■ **WHAT THE EXERCISE ASKS**: Images appear in the records below; leave them out and repeat everything else exactly.

■ **DATASET RECORDS**:
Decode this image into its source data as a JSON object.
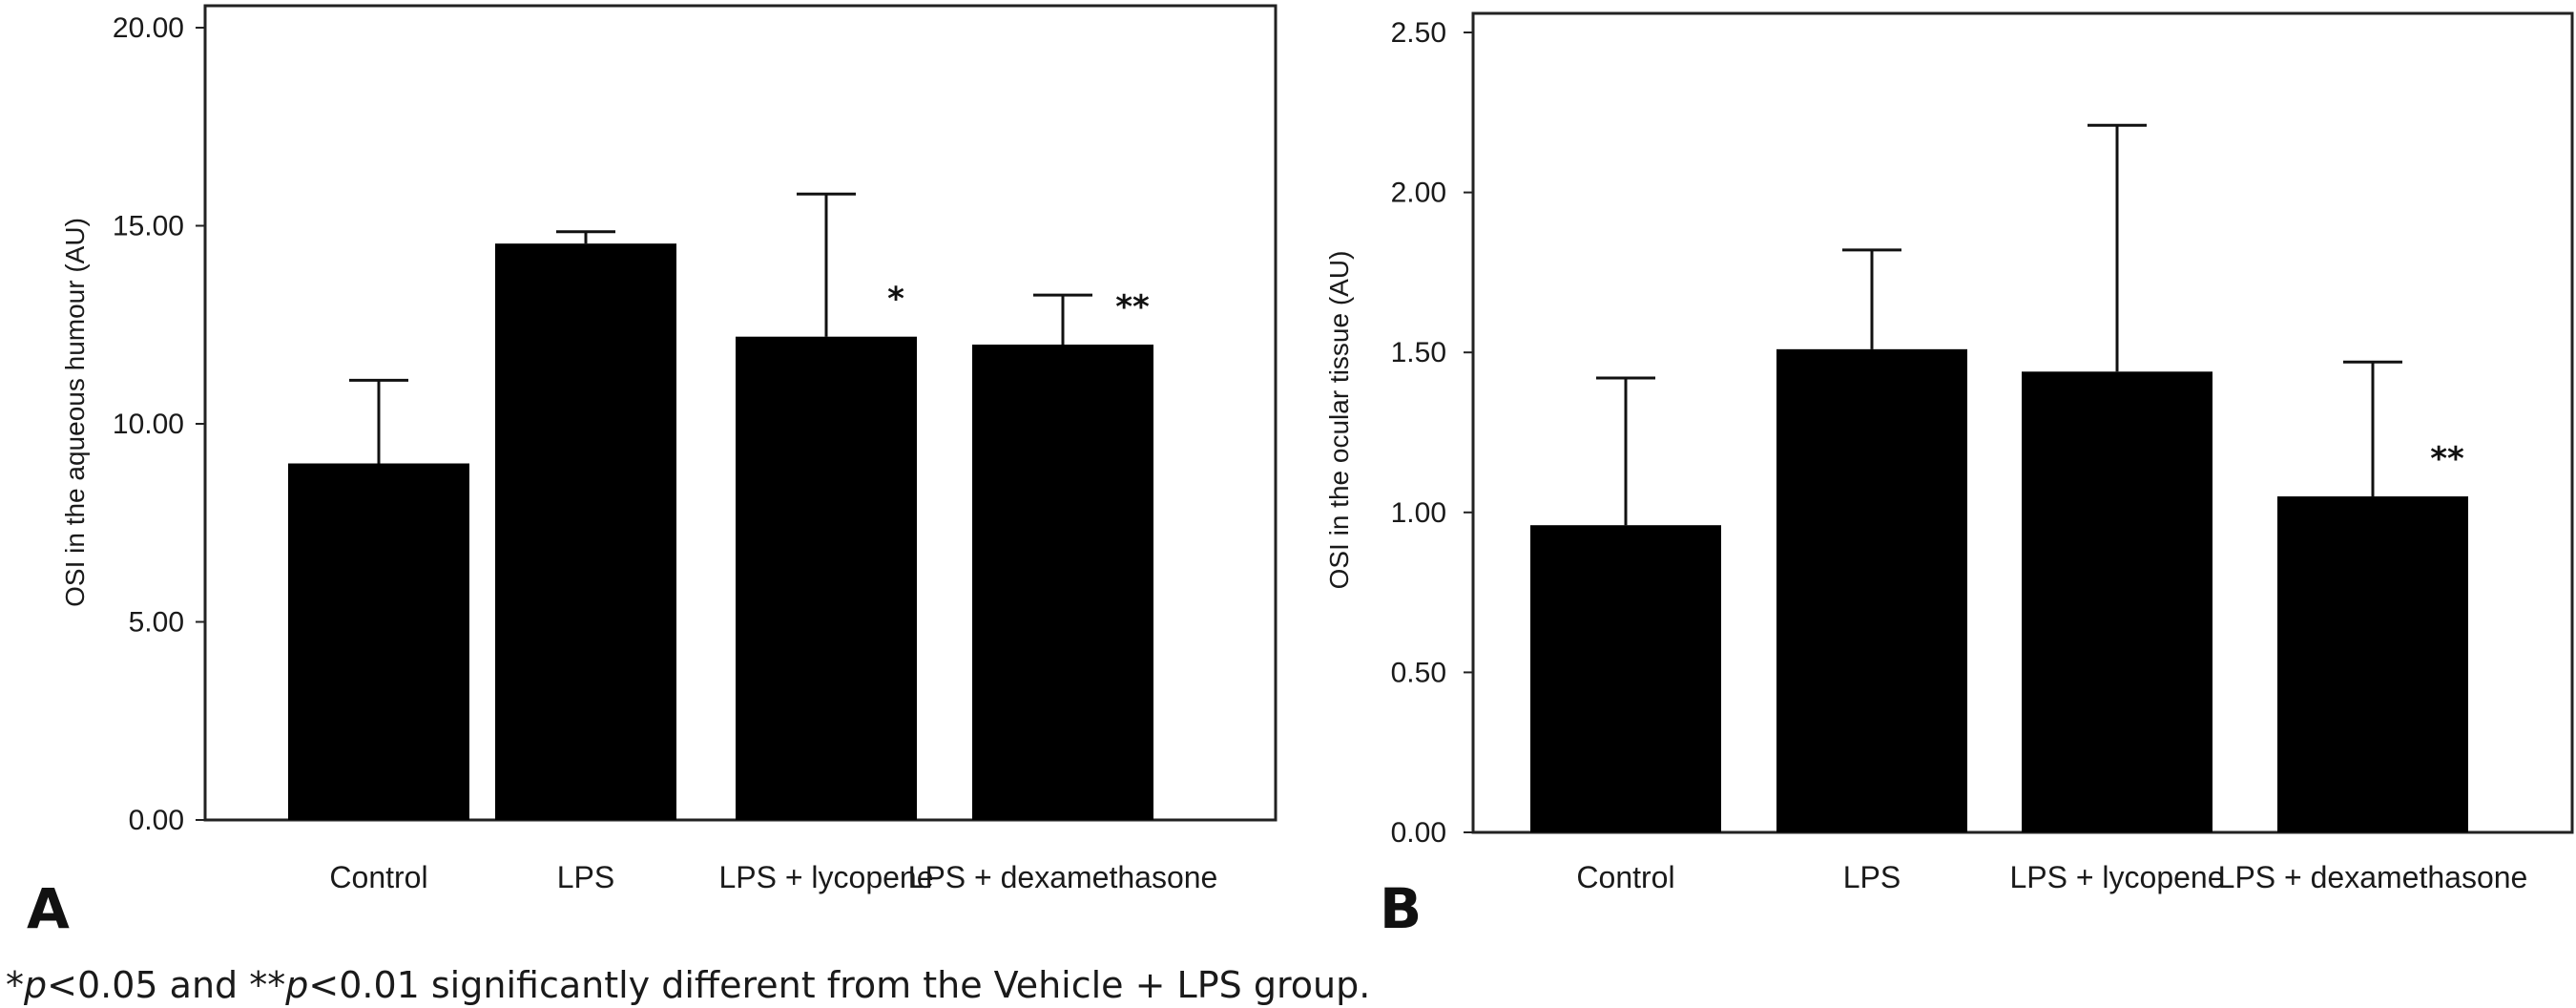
{
  "chart_data": [
    {
      "type": "bar",
      "panel_label": "A",
      "categories": [
        "Control",
        "LPS",
        "LPS + lycopene",
        "LPS + dexamethasone"
      ],
      "values": [
        9.0,
        14.55,
        12.2,
        12.0
      ],
      "error_upper": [
        11.1,
        14.85,
        15.8,
        13.25
      ],
      "significance": [
        "",
        "",
        "*",
        "**"
      ],
      "ylabel": "OSI in the aqueous humour (AU)",
      "xlabel": "",
      "ylim": [
        0,
        20
      ],
      "yticks": [
        "0.00",
        "5.00",
        "10.00",
        "15.00",
        "20.00"
      ],
      "bar_color": "#000000"
    },
    {
      "type": "bar",
      "panel_label": "B",
      "categories": [
        "Control",
        "LPS",
        "LPS + lycopene",
        "LPS + dexamethasone"
      ],
      "values": [
        0.96,
        1.51,
        1.44,
        1.05
      ],
      "error_upper": [
        1.42,
        1.82,
        2.21,
        1.47
      ],
      "significance": [
        "",
        "",
        "",
        "**"
      ],
      "ylabel": "OSI in the ocular tissue (AU)",
      "xlabel": "",
      "ylim": [
        0,
        2.6
      ],
      "yticks": [
        "0.00",
        "0.50",
        "1.00",
        "1.50",
        "2.00",
        "2.50"
      ],
      "bar_color": "#000000"
    }
  ],
  "footnote": {
    "p1_symbol": "*",
    "p1_var": "p",
    "p1_rest": "<0.05 and ",
    "p2_symbol": "**",
    "p2_var": "p",
    "p2_rest": "<0.01 significantly different from the Vehicle + LPS group."
  }
}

■ **OUTPUT FOR THIS EXERCISE**:
Decode this image into its source data as a JSON object.
{
  "chart_data": [
    {
      "type": "bar",
      "panel_label": "A",
      "categories": [
        "Control",
        "LPS",
        "LPS + lycopene",
        "LPS + dexamethasone"
      ],
      "values": [
        9.0,
        14.55,
        12.2,
        12.0
      ],
      "error_upper": [
        11.1,
        14.85,
        15.8,
        13.25
      ],
      "significance": [
        "",
        "",
        "*",
        "**"
      ],
      "ylabel": "OSI in the aqueous humour (AU)",
      "xlabel": "",
      "ylim": [
        0,
        20
      ],
      "yticks": [
        "0.00",
        "5.00",
        "10.00",
        "15.00",
        "20.00"
      ],
      "bar_color": "#000000"
    },
    {
      "type": "bar",
      "panel_label": "B",
      "categories": [
        "Control",
        "LPS",
        "LPS + lycopene",
        "LPS + dexamethasone"
      ],
      "values": [
        0.96,
        1.51,
        1.44,
        1.05
      ],
      "error_upper": [
        1.42,
        1.82,
        2.21,
        1.47
      ],
      "significance": [
        "",
        "",
        "",
        "**"
      ],
      "ylabel": "OSI in the ocular tissue (AU)",
      "xlabel": "",
      "ylim": [
        0,
        2.6
      ],
      "yticks": [
        "0.00",
        "0.50",
        "1.00",
        "1.50",
        "2.00",
        "2.50"
      ],
      "bar_color": "#000000"
    }
  ],
  "footnote": {
    "p1_symbol": "*",
    "p1_var": "p",
    "p1_rest": "<0.05 and ",
    "p2_symbol": "**",
    "p2_var": "p",
    "p2_rest": "<0.01 significantly different from the Vehicle + LPS group."
  }
}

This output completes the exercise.